::: Extracted entries
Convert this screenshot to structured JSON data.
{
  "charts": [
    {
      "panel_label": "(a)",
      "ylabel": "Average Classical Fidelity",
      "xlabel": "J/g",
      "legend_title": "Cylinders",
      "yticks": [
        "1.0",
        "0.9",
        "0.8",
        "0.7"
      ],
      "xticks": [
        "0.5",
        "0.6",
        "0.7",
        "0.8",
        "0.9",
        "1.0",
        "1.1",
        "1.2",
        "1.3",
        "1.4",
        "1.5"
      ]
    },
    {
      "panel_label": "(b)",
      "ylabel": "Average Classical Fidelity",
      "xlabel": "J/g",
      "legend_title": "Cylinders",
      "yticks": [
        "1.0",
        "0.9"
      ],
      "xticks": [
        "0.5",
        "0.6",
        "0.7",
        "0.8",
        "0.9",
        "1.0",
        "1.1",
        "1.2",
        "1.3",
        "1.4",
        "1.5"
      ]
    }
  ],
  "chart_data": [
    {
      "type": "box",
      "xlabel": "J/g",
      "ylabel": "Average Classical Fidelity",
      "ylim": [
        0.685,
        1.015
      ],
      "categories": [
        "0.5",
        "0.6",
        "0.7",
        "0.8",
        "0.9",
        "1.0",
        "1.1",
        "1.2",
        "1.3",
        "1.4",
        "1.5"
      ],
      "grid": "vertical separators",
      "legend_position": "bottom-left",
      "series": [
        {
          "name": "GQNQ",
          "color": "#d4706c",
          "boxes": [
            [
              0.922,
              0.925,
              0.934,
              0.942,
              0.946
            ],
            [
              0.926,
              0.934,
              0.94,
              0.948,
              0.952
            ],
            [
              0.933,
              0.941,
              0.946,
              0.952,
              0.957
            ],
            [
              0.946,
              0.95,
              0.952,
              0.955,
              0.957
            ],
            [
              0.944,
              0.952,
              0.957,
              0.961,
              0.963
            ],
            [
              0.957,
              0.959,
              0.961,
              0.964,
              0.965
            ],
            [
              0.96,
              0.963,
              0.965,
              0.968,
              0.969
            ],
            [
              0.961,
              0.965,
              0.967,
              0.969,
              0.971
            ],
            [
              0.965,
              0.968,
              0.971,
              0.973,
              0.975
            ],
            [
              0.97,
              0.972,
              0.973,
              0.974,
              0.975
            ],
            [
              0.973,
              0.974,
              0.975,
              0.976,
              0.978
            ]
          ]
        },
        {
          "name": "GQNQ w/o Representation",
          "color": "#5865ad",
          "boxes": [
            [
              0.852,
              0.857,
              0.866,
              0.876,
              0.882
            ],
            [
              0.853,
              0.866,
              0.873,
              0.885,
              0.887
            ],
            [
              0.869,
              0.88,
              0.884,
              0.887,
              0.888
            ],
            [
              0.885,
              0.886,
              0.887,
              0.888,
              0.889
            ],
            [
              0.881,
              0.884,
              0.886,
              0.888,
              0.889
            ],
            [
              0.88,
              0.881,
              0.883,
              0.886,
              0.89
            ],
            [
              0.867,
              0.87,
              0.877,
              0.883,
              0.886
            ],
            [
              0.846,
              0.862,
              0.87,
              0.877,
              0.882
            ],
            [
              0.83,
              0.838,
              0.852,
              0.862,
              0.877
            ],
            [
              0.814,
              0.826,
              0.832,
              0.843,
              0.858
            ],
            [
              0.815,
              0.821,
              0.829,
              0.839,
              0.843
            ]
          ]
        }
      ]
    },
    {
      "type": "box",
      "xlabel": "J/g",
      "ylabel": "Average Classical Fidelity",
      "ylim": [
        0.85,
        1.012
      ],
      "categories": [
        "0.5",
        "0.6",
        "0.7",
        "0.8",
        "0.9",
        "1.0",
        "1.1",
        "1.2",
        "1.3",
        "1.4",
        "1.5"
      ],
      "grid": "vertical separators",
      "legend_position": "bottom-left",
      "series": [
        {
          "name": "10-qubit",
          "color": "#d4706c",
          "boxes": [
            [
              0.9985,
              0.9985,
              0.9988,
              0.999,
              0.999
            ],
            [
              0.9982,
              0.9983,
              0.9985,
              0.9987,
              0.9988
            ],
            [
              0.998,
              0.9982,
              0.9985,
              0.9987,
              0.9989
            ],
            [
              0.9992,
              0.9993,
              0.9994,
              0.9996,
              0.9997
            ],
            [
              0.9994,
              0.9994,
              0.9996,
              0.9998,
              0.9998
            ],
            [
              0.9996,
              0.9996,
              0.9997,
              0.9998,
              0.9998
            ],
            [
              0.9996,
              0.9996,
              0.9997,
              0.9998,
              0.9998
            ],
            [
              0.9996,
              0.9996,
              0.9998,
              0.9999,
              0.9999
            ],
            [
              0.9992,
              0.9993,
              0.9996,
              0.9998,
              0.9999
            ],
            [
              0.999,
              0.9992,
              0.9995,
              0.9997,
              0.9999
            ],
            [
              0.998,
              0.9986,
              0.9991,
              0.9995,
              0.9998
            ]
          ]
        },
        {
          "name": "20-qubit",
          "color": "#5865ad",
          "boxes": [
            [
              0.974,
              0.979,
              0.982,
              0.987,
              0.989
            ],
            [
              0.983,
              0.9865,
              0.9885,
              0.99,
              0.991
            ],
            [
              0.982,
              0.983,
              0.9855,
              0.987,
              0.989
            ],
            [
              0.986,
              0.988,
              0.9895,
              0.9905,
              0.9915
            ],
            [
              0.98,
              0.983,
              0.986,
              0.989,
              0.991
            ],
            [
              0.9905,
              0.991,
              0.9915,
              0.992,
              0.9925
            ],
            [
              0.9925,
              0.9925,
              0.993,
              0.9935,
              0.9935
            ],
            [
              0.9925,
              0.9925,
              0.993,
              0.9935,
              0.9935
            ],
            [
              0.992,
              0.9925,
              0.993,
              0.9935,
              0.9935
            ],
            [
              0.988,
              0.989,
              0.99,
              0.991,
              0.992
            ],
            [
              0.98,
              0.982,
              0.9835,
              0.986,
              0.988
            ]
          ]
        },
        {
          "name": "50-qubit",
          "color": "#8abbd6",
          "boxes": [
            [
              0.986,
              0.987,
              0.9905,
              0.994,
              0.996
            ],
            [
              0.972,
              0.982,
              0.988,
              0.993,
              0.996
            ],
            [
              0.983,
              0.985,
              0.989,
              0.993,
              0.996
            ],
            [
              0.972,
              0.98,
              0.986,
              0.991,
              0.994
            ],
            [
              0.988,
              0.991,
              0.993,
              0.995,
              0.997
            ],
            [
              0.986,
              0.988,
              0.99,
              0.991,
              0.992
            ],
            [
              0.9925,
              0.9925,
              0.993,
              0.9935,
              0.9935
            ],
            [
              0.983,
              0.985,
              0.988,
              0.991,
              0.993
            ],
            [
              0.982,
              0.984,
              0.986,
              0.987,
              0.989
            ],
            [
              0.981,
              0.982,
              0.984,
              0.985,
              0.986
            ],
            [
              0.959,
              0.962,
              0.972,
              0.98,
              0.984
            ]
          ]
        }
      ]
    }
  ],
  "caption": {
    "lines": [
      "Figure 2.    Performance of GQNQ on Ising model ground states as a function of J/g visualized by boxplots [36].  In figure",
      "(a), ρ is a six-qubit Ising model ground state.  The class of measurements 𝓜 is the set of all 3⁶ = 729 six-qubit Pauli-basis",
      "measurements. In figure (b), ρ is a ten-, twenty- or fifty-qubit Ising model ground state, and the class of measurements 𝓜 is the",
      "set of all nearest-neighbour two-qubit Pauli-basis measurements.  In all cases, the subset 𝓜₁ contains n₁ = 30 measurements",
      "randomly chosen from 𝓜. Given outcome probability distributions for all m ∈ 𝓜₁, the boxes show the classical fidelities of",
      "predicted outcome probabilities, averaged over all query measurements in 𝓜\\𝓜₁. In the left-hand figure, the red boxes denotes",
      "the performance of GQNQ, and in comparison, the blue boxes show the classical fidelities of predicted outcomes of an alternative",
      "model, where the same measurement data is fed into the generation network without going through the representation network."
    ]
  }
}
::::::
* [Exercise prompt] Which lines include the word "ground"? Copy every one of them.

* [Exercise output]
      "Figure 2.    Performance of GQNQ on Ising model ground states as a function of J/g visualized by boxplots [36].  In figure",
      "(a), ρ is a six-qubit Ising model ground state.  The class of measurements 𝓜 is the set of all 3⁶ = 729 six-qubit Pauli-basis",
      "measurements. In figure (b), ρ is a ten-, twenty- or fifty-qubit Ising model ground state, and the class of measurements 𝓜 is the",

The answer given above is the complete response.